Saturday, June 21, 2014

Trakai



The capital of Lithuania is Vilnius.  But between the two world wars of the twentieth century, the capital was Kaunas.  During the medieval fluorescence of Lithuania, the capital was Trakai, which is about 30 kilometers from Vilnius.  Trakai was a fourteenth-century castle with the usual accoutrements; it is situated on an island in a chain of lakes.  For me the most interesting thing about Trakai is the role of the Karaites in the history of the medieval Lithuanian state. 

This is what our Lonely Planet guide has to say about the Karaites:
The peaceful ruins of Trakai's Peninsula Castle, built from 1362 to 1382 by Kestutis and destroyed in the 17th century, are a little south of the island castle....  The peninsula itself is dotted with old wooden cottages, many built by the Karaites, a Judaic sect and Turkic minority originating in Baghdad, which adheres to the Law of Moses.  Their descendants were brought to Trakai from the Crimea in around 1400 to serve as bodyguards.  Only 12 families (60 Karaites) live in Trakai and their numbers--280 in Lithuania--are dwindling, prompting fears that the country's smallest ethnic minority is dying out....  Their beautifully restored early-19th-century Kenessa can be visited but there are not set opening times.
Luckily for the Karaites, it seems that their Turkic ethnicity trumped their Judaism, which is why they were exempted from the Holocaust.  Here are the Knessa (next photo, below) and some of the houses (underneath that) they built in Trakai.



Before Trakai, in the dim recesses of the Lithuanian past, the capital was Kernave, the remains of which are largely archaeological.

> _Objective 1_
How far is Trakai from Vilnius, according to the post about Trakai?
> _Objective 2_
In one to three sentences, explain what the post about Trakai gives as the reason the Karaites were spared in the Holocaust.
> _Objective 3_
Pick up the post about Trakai after its last sentence and keep writing.

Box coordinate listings
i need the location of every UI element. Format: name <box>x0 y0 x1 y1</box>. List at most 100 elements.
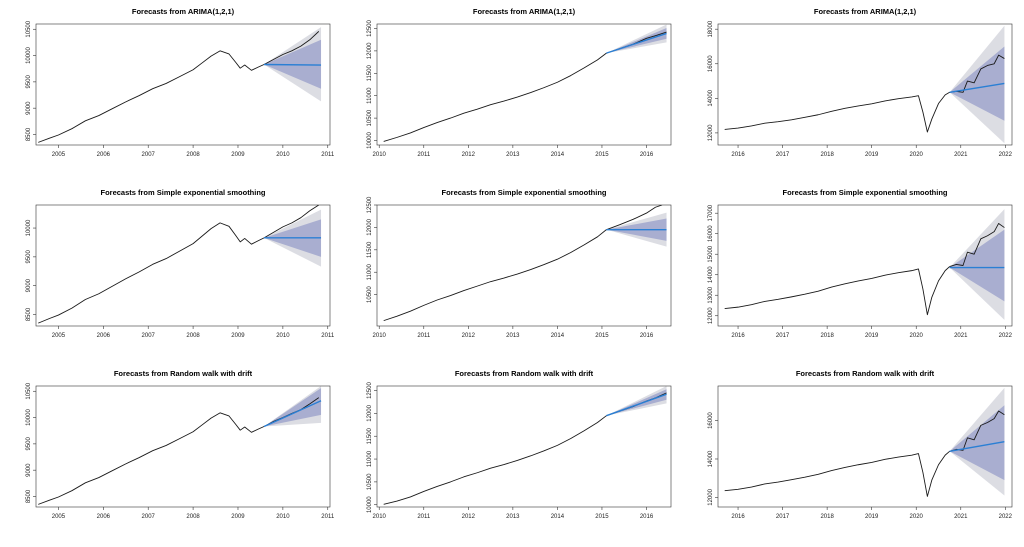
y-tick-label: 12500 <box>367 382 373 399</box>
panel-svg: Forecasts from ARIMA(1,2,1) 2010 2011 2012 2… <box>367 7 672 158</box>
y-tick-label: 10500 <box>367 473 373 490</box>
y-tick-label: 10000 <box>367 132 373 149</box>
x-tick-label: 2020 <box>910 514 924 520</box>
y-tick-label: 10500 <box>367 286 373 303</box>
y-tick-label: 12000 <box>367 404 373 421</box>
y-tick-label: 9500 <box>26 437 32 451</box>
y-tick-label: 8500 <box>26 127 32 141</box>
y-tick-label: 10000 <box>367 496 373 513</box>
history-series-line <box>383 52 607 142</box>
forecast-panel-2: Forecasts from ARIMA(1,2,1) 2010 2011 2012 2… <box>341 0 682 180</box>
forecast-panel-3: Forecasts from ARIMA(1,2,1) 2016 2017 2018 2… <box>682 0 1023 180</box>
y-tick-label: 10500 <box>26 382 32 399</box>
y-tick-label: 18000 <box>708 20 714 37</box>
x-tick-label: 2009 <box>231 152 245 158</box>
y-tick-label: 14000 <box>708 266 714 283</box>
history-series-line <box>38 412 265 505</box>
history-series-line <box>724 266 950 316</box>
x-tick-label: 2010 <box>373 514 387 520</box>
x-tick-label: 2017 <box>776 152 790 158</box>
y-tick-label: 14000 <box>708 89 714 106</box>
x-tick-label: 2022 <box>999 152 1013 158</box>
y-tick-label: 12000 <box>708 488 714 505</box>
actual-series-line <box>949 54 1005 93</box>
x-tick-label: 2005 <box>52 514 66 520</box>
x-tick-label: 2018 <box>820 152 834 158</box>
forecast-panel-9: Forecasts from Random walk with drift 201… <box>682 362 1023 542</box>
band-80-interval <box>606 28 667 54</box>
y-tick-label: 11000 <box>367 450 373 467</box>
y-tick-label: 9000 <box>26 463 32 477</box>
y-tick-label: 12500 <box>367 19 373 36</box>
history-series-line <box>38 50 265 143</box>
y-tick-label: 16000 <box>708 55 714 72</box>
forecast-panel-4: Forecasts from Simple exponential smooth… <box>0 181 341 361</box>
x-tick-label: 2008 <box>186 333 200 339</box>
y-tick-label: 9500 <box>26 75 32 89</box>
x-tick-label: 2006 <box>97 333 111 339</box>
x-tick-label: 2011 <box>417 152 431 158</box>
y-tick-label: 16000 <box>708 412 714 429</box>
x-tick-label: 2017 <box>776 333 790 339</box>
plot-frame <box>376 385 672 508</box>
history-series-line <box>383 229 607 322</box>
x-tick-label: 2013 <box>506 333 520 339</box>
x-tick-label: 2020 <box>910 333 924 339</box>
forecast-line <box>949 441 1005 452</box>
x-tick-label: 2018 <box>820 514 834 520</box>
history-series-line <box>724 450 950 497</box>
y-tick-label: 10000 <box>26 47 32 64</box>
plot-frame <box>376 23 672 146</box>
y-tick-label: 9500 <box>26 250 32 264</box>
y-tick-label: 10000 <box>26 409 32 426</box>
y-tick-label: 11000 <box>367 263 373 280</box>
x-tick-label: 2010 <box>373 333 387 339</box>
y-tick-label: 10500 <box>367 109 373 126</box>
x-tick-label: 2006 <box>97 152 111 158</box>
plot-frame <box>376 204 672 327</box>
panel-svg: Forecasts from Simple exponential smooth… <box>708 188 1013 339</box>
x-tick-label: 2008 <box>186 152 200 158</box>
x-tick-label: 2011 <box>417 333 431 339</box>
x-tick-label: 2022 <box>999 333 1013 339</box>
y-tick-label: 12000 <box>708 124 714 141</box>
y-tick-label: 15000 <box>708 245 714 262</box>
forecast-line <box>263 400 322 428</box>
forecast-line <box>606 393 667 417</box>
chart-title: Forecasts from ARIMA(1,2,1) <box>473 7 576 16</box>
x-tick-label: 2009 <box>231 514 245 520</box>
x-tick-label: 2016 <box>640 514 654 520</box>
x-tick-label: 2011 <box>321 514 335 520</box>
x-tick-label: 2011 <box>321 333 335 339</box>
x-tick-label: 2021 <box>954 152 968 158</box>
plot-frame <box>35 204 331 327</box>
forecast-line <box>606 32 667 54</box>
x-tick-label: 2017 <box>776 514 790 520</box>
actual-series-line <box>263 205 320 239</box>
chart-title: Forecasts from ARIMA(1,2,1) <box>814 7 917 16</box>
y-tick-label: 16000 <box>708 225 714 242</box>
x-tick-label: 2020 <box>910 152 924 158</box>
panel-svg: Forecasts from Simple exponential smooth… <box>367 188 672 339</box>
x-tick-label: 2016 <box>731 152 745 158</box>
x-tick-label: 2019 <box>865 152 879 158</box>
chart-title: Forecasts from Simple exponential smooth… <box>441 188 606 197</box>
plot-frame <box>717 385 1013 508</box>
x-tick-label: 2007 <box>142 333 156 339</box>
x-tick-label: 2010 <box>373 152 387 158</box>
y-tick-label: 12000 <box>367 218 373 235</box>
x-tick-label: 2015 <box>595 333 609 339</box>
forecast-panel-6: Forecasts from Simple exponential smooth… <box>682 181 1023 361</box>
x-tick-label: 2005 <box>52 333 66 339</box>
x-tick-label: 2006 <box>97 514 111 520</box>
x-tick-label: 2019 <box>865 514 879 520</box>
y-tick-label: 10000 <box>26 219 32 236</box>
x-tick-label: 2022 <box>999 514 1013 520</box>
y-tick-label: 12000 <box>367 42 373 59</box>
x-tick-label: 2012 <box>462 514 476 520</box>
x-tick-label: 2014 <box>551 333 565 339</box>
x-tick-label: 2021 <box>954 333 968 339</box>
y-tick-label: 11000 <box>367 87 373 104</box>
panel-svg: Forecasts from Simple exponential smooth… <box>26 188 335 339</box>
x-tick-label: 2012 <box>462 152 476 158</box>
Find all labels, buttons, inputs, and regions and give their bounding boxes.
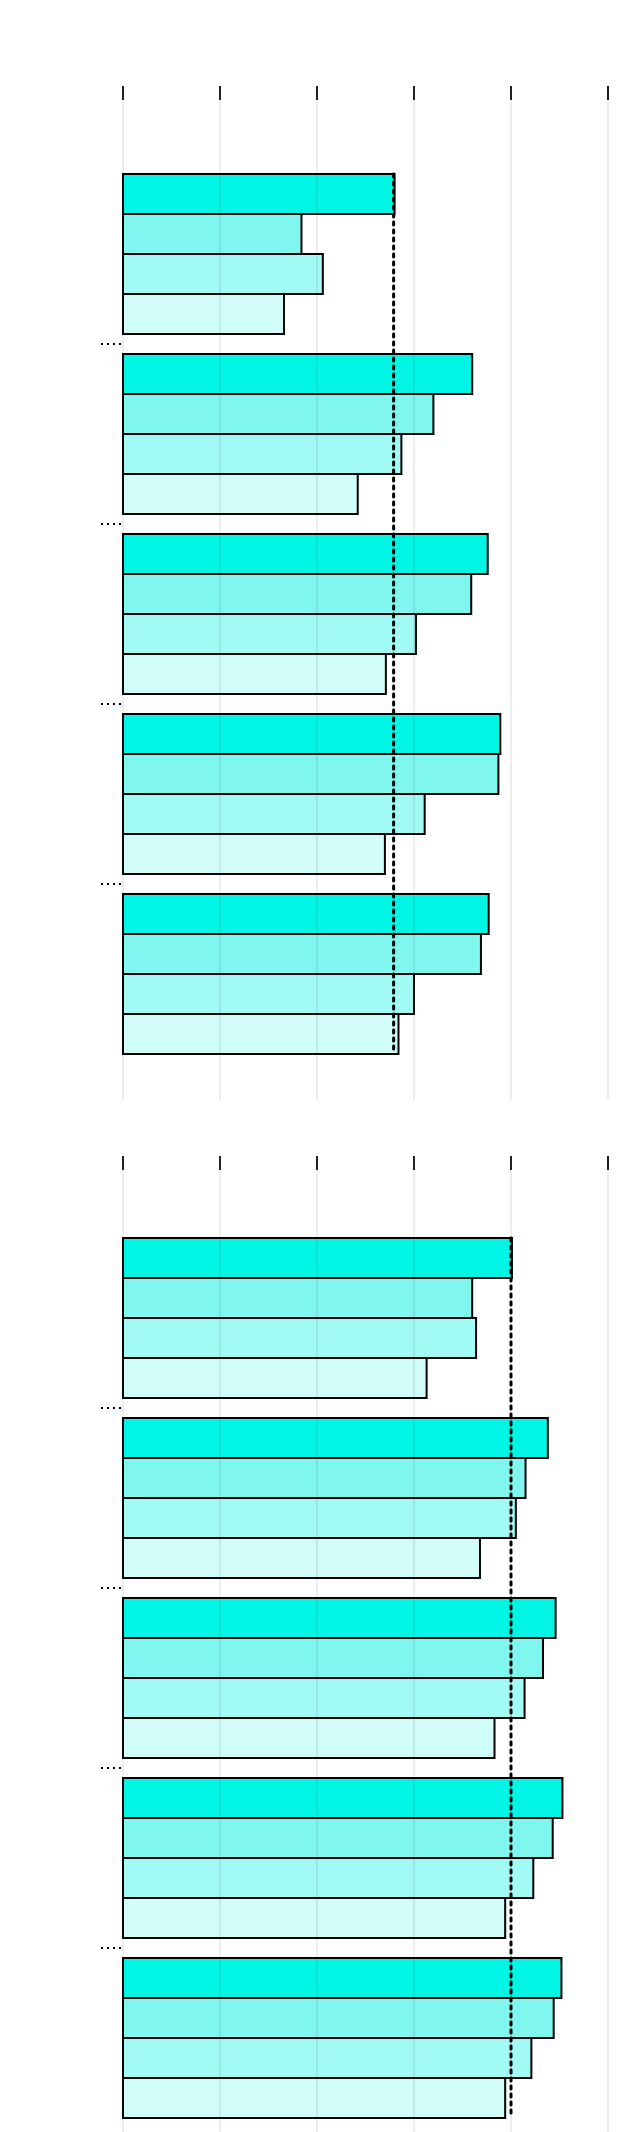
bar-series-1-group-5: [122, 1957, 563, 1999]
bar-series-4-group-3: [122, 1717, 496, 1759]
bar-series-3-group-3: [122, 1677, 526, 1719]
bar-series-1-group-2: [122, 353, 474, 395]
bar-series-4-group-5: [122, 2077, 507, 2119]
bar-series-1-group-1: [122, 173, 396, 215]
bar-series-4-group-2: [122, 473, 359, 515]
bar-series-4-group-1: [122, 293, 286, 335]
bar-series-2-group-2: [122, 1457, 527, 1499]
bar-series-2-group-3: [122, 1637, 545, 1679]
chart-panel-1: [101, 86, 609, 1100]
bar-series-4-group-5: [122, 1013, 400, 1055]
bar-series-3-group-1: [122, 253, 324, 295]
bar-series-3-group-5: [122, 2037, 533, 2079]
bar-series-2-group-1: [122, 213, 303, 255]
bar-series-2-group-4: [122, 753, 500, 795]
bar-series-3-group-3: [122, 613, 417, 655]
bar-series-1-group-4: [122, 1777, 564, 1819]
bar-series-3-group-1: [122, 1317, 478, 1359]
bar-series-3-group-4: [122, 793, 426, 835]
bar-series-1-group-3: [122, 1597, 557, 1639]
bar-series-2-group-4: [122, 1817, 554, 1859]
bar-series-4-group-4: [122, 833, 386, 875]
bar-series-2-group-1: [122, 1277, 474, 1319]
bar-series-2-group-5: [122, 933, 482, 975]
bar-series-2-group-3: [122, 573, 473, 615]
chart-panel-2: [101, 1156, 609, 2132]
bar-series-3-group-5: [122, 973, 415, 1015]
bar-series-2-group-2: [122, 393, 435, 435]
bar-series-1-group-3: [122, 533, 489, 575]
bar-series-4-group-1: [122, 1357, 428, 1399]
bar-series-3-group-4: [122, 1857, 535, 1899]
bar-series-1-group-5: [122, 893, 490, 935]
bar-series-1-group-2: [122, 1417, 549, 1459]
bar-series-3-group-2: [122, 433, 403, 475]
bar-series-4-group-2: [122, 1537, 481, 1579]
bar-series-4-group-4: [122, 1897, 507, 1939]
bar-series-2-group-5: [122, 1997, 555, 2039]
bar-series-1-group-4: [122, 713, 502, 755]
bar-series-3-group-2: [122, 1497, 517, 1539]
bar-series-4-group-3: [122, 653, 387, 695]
* * *
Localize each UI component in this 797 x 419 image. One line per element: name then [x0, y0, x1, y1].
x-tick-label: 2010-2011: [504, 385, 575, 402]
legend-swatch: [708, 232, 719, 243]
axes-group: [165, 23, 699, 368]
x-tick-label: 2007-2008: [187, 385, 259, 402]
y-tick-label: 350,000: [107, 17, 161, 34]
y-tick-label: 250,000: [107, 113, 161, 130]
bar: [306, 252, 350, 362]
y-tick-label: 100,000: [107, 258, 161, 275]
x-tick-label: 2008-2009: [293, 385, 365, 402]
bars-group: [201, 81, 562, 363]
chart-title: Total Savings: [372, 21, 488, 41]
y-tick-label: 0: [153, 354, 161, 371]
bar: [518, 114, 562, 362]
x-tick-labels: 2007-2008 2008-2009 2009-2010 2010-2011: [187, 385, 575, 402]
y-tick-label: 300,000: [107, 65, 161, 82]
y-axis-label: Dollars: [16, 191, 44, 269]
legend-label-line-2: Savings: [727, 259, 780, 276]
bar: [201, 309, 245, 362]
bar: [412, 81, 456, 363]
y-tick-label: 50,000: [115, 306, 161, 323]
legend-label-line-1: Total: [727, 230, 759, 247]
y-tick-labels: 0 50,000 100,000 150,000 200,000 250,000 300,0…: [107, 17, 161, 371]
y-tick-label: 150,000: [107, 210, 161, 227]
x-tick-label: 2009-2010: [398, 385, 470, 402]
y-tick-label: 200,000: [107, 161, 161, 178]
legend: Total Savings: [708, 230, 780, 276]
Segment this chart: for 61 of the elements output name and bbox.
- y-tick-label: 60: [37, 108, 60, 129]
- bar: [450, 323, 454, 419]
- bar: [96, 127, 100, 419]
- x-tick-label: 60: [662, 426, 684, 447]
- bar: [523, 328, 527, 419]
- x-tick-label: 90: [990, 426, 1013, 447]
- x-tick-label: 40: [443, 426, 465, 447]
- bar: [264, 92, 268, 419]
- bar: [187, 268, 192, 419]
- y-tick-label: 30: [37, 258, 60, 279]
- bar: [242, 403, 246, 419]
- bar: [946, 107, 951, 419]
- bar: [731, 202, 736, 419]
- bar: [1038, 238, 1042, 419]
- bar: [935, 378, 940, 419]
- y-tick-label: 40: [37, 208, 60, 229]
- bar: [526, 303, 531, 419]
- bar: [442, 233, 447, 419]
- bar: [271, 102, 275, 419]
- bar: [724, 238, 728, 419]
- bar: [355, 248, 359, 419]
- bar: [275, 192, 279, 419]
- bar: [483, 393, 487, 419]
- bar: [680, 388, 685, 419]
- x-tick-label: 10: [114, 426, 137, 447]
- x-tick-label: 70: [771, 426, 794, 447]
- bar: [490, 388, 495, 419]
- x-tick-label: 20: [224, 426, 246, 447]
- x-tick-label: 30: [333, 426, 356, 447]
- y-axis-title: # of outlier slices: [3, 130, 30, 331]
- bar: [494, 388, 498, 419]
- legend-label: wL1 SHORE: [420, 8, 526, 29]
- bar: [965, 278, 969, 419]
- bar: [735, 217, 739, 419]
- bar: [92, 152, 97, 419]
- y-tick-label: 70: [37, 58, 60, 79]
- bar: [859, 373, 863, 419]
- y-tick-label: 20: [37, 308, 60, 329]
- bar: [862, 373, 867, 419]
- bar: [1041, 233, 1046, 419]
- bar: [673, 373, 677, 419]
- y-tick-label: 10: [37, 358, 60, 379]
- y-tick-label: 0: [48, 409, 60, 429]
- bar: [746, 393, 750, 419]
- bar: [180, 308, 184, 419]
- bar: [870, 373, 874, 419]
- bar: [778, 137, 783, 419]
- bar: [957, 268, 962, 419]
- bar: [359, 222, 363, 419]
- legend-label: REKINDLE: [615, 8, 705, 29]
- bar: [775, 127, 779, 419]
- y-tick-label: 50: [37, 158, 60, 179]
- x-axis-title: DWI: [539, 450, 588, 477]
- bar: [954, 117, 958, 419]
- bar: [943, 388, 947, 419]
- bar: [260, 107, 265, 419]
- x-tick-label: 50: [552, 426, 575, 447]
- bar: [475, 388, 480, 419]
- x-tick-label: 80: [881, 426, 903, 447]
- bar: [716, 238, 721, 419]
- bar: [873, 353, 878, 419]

> _Exercise output 1_
About 30 kilometers.

> _Exercise output 2_
The post says that their Turkic ethnicity seems to have counted for more than their Judaism. That is why they were exempted from the Holocaust.

> _Exercise output 3_
Both Kernave and Trakai are UNESCO World Heritage sites.  We spent yesterday in Trakai; here are the photos. 









In the Shadow of the University


 
Yesterday we took advantage of our growing familiarity with old town Vilnius by spreading out from Cathedral Square and its statue of the Grand Duke Gediminas (see photo, above), and down Pilies gatvė in the direction of St. Anne’s Church (see photo, below).  St. Anne’s is a Gothic wonder that was famously admired by Napoleon, who was said to have wanted to spirit it away “in the palm of his hand” to Paris. 


As you can probably tell from the photo of St. Anne's, it was an unusual day weather-wise, as the skies would change dramatically in a matter of minutes.  I took a few pictures during the sunny moments.  The one below was taken in the Bernardinų sodas (Bernardine gardens). 

 
Nearby, there is a monument to the memory of Adam Mickiewicz (1798-1855), “the Lithuanian Goethe,” who is considered the national poet of Lithuania, Poland, and Belarus.  Mickiewicz (see photo, below) graduated from the Imperial University of Vilnius and taught in Kaunas before reconciling himself to political exile and a peripatetic existence in the great capitals of European intellectual life.  

 
For Jane’s former colleagues at the Folger Shakespeare Library, here’s a photo of the entrance to the Shakespeare Hotel, which is just a block or so from St. Anne’s. 

 
Back in Pilies gatvė, we stopped for lunch at a restaurant called Aula.  Ken had mushroom soup served in a dark bread bowl.  Jane had a colorful beetroot soup with baked dill potatoes.  Labai skanu!  
 

Then last night we attended a performance of Handel’s oratorio, Alexander’s Feast, which was a treat for both the eyes and ears, as explained here.  It was performed at the Vilnius Opera House (photo copied from Internet, below), which reminded us of the Kennedy Center (i.e., it's ugly), though it's nicer on the inside, and the acoustics are terrific.
 
 
 
 


 

 

Thursday, June 19, 2014

Pilies gatvė


 
 
We arrived to find a juggernaut and a posse of Hare Krishnas (see photo, above) camped out in the park across the street from our hotel.  Always a little unnerving, those juggernauts.  Welcome to Vilnius.

We finally made it to the most photogenic part of the old town yesterday, and it’s pretty special.  You could spend a month in the linen and amber shops alone, and even then you’d probably miss a few. 

So here is a photomontage of buildings on Pilies gatvė.  And today, we are off to Trakai.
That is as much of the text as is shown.